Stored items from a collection
· · · · · · ·
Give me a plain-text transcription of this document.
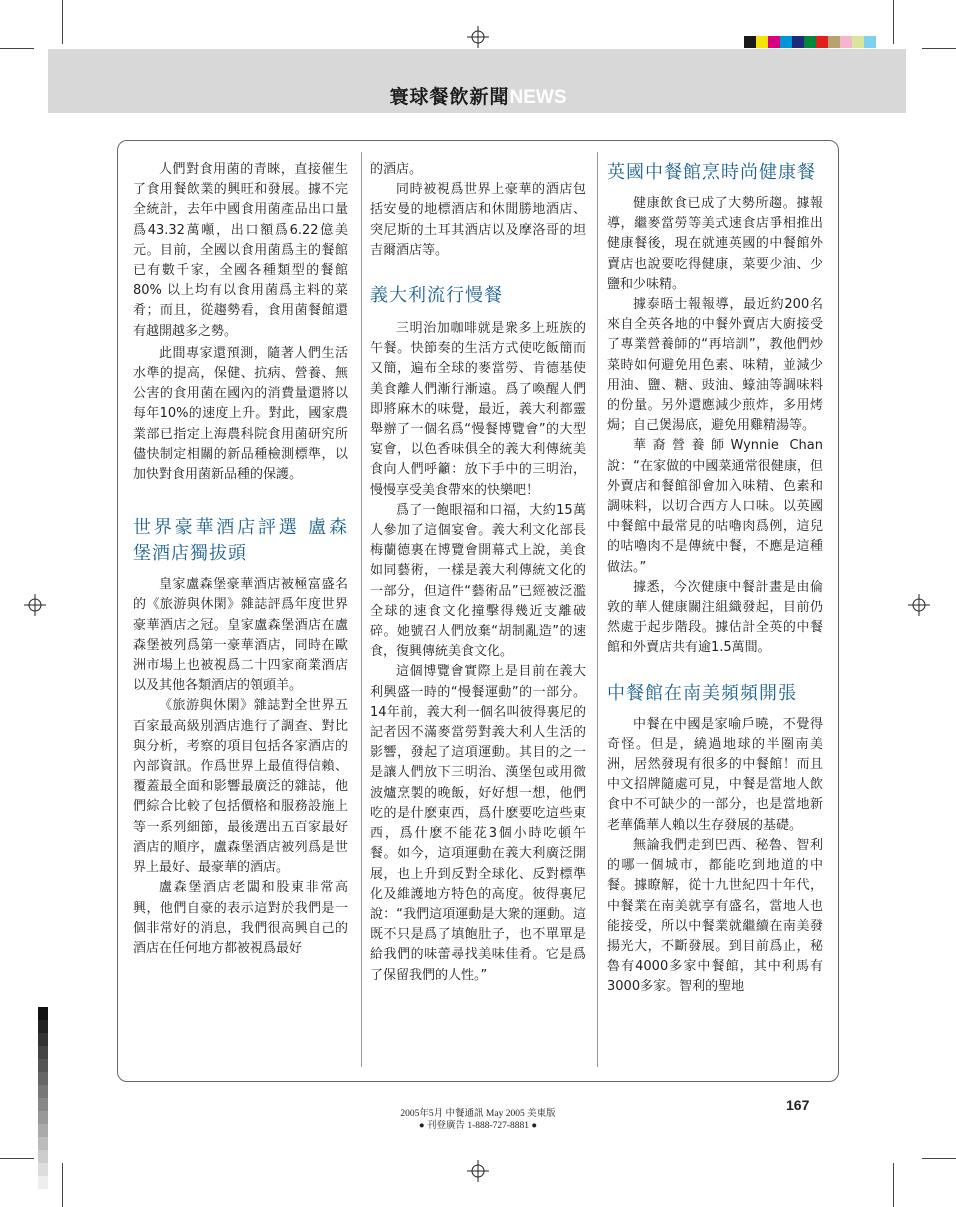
寰球餐飲新聞NEWS

人們對食用菌的青睞，直接催生了食用餐飲業的興旺和發展。據不完全統計，去年中國食用菌產品出口量爲43.32萬噸，出口額爲6.22億美元。目前，全國以食用菌爲主的餐館已有數千家，全國各種類型的餐館 80% 以上均有以食用菌爲主料的菜肴；而且，從趨勢看，食用菌餐館還有越開越多之勢。

此間專家還預測，隨著人們生活水準的提高，保健、抗病、營養、無公害的食用菌在國內的消費量還將以每年10%的速度上升。對此，國家農業部已指定上海農科院食用菌研究所儘快制定相關的新品種檢測標準，以加快對食用菌新品種的保護。

世界豪華酒店評選 盧森堡酒店獨拔頭

皇家盧森堡豪華酒店被極富盛名的《旅游與休閑》雜誌評爲年度世界豪華酒店之冠。皇家盧森堡酒店在盧森堡被列爲第一豪華酒店，同時在歐洲市場上也被視爲二十四家商業酒店以及其他各類酒店的領頭羊。

《旅游與休閑》雜誌對全世界五百家最高級別酒店進行了調查、對比與分析，考察的項目包括各家酒店的內部資訊。作爲世界上最值得信賴、覆蓋最全面和影響最廣泛的雜誌，他們綜合比較了包括價格和服務設施上等一系列細節，最後選出五百家最好酒店的順序，盧森堡酒店被列爲是世界上最好、最豪華的酒店。

盧森堡酒店老闆和股東非常高興，他們自豪的表示這對於我們是一個非常好的消息，我們很高興自己的酒店在任何地方都被視爲最好

的酒店。

同時被視爲世界上豪華的酒店包括安曼的地標酒店和休閒勝地酒店、突尼斯的土耳其酒店以及摩洛哥的坦吉爾酒店等。

義大利流行慢餐

三明治加咖啡就是衆多上班族的午餐。快節奏的生活方式使吃飯簡而又簡，遍布全球的麥當勞、肯德基使美食離人們漸行漸遠。爲了喚醒人們即將麻木的味覺，最近，義大利都靈舉辦了一個名爲“慢餐博覽會”的大型宴會，以色香味俱全的義大利傳統美食向人們呼籲：放下手中的三明治，慢慢享受美食帶來的快樂吧！

爲了一飽眼福和口福，大約15萬人參加了這個宴會。義大利文化部長梅蘭德裏在博覽會開幕式上說，美食如同藝術，一樣是義大利傳統文化的一部分，但這件“藝術品”已經被泛濫全球的速食文化撞擊得幾近支離破碎。她號召人們放棄“胡制亂造”的速食，復興傳統美食文化。

這個博覽會實際上是目前在義大利興盛一時的“慢餐運動”的一部分。14年前，義大利一個名叫彼得裏尼的記者因不滿麥當勞對義大利人生活的影響，發起了這項運動。其目的之一是讓人們放下三明治、漢堡包或用微波爐烹製的晚飯，好好想一想，他們吃的是什麽東西，爲什麽要吃這些東西，爲什麽不能花3個小時吃頓午餐。如今，這項運動在義大利廣泛開展，也上升到反對全球化、反對標準化及維護地方特色的高度。彼得裏尼說：“我們這項運動是大衆的運動。這既不只是爲了填飽肚子，也不單單是給我們的味蕾尋找美味佳肴。它是爲了保留我們的人性。”

英國中餐館烹時尚健康餐

健康飲食已成了大勢所趨。據報導，繼麥當勞等美式速食店爭相推出健康餐後，現在就連英國的中餐館外賣店也說要吃得健康，菜要少油、少鹽和少味精。

據泰晤士報報導，最近約200名來自全英各地的中餐外賣店大廚接受了專業營養師的“再培訓”，教他們炒菜時如何避免用色素、味精，並減少用油、鹽、糖、豉油、蠔油等調味料的份量。另外還應減少煎炸，多用烤焗；自己煲湯底，避免用雞精湯等。

華裔營養師Wynnie Chan說：“在家做的中國菜通常很健康，但外賣店和餐館卻會加入味精、色素和調味料，以切合西方人口味。以英國中餐館中最常見的咕嚕肉爲例，這兒的咕嚕肉不是傳統中餐，不應是這種做法。”

據悉，今次健康中餐計畫是由倫敦的華人健康關注組織發起，目前仍然處于起步階段。據估計全英的中餐館和外賣店共有逾1.5萬間。

中餐館在南美頻頻開張

中餐在中國是家喻戶曉，不覺得奇怪。但是，繞過地球的半圈南美洲，居然發現有很多的中餐館！而且中文招牌隨處可見，中餐是當地人飲食中不可缺少的一部分，也是當地新老華僑華人賴以生存發展的基礎。

無論我們走到巴西、秘魯、智利的哪一個城市，都能吃到地道的中餐。據瞭解，從十九世紀四十年代，中餐業在南美就享有盛名，當地人也能接受，所以中餐業就繼續在南美發揚光大，不斷發展。到目前爲止，秘魯有4000多家中餐館，其中利馬有3000多家。智利的聖地

2005年5月 中餐通訊 May 2005 美東版
● 刊登廣告 1-888-727-8881 ●
167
· · · · · · ·
• **Instruction**: Every line of the listing that holds "旅游與休閑" is to be counted; give only the resulting number.

• **Task answer**: 2